* _DATA SHOWN_
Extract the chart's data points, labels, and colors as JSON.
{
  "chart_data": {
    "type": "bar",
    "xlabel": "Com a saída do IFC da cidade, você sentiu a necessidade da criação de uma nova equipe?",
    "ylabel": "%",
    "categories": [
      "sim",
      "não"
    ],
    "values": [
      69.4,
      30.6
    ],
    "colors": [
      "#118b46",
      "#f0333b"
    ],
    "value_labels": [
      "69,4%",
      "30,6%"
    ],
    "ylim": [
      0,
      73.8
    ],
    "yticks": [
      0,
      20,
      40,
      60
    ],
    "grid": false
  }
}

* _TASK STATEMENT_
Your task is to reproduce the whole listing exactly.

* _COMPLETE RESPONSE_
Extract the chart's data points, labels, and colors as JSON.
{
  "chart_data": {
    "type": "bar",
    "xlabel": "Com a saída do IFC da cidade, você sentiu a necessidade da criação de uma nova equipe?",
    "ylabel": "%",
    "categories": [
      "sim",
      "não"
    ],
    "values": [
      69.4,
      30.6
    ],
    "colors": [
      "#118b46",
      "#f0333b"
    ],
    "value_labels": [
      "69,4%",
      "30,6%"
    ],
    "ylim": [
      0,
      73.8
    ],
    "yticks": [
      0,
      20,
      40,
      60
    ],
    "grid": false
  }
}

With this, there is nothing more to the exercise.